AIM>
Give a verbatim copy of the lines below, minus the pictures.

DATA PROVIDED>

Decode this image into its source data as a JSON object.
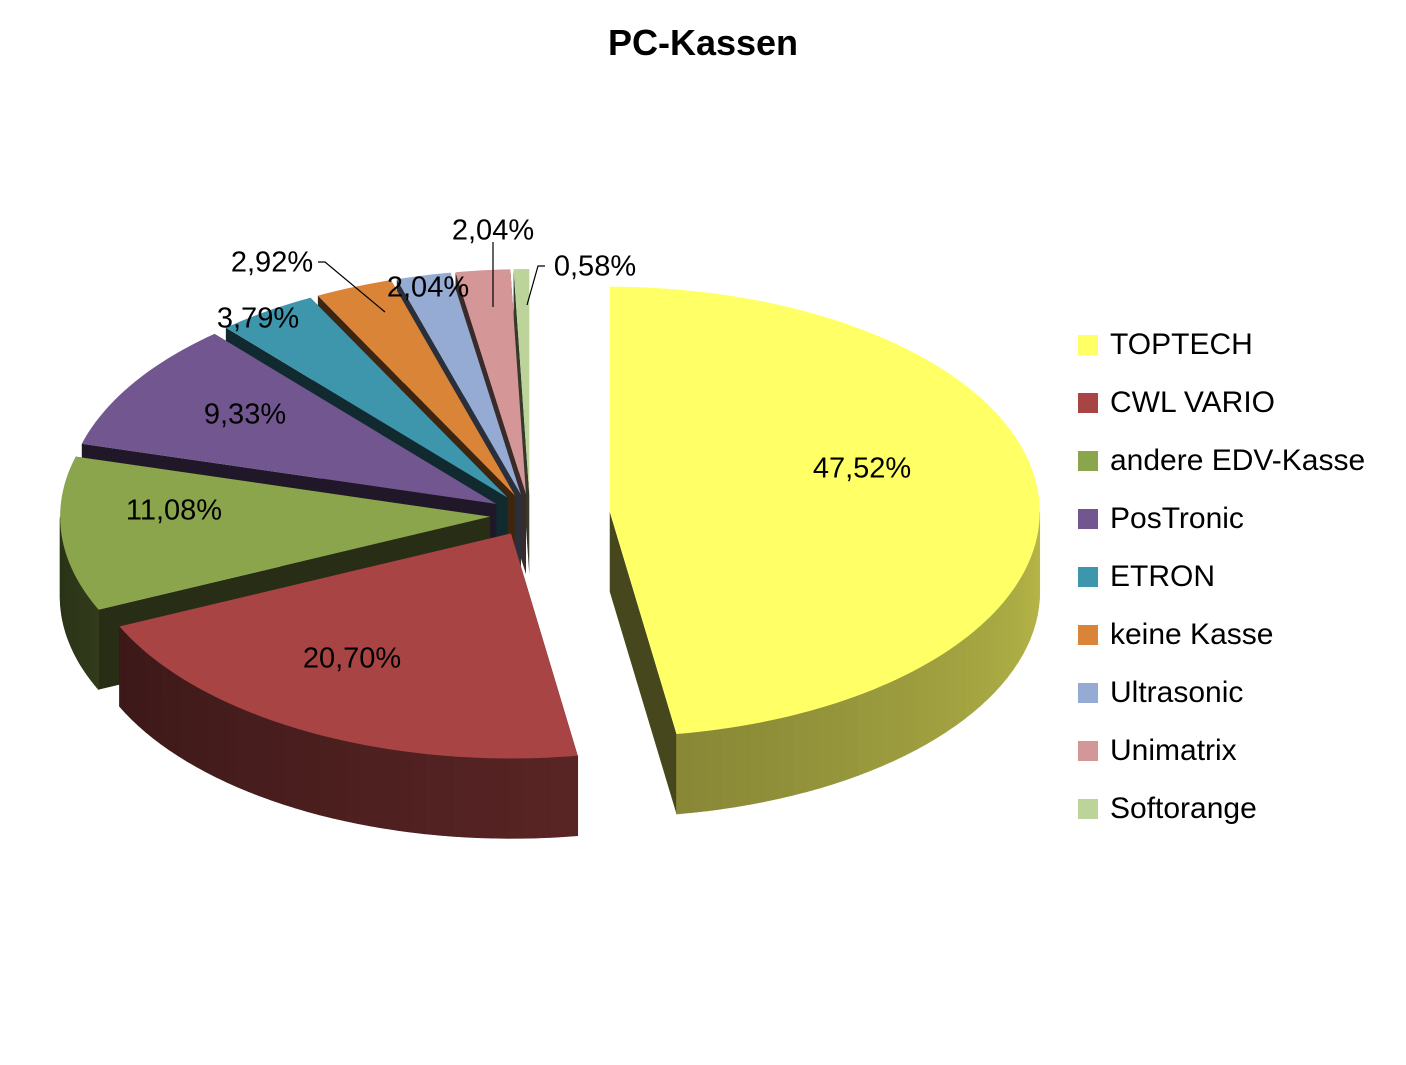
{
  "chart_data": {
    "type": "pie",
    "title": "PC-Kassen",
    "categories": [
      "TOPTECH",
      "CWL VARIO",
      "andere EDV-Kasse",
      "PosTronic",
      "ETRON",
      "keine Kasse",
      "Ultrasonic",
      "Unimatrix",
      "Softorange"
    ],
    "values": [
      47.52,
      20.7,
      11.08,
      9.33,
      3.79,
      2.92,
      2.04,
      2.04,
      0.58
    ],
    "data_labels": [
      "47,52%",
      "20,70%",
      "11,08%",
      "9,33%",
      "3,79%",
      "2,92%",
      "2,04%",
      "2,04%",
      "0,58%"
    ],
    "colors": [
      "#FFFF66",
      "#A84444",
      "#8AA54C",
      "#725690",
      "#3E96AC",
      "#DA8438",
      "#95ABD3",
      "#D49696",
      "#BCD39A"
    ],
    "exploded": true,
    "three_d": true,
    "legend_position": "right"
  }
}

WORKED ANSWER>
Decode this image into its source data as a JSON object.
{
  "chart_data": {
    "type": "pie",
    "title": "PC-Kassen",
    "categories": [
      "TOPTECH",
      "CWL VARIO",
      "andere EDV-Kasse",
      "PosTronic",
      "ETRON",
      "keine Kasse",
      "Ultrasonic",
      "Unimatrix",
      "Softorange"
    ],
    "values": [
      47.52,
      20.7,
      11.08,
      9.33,
      3.79,
      2.92,
      2.04,
      2.04,
      0.58
    ],
    "data_labels": [
      "47,52%",
      "20,70%",
      "11,08%",
      "9,33%",
      "3,79%",
      "2,92%",
      "2,04%",
      "2,04%",
      "0,58%"
    ],
    "colors": [
      "#FFFF66",
      "#A84444",
      "#8AA54C",
      "#725690",
      "#3E96AC",
      "#DA8438",
      "#95ABD3",
      "#D49696",
      "#BCD39A"
    ],
    "exploded": true,
    "three_d": true,
    "legend_position": "right"
  }
}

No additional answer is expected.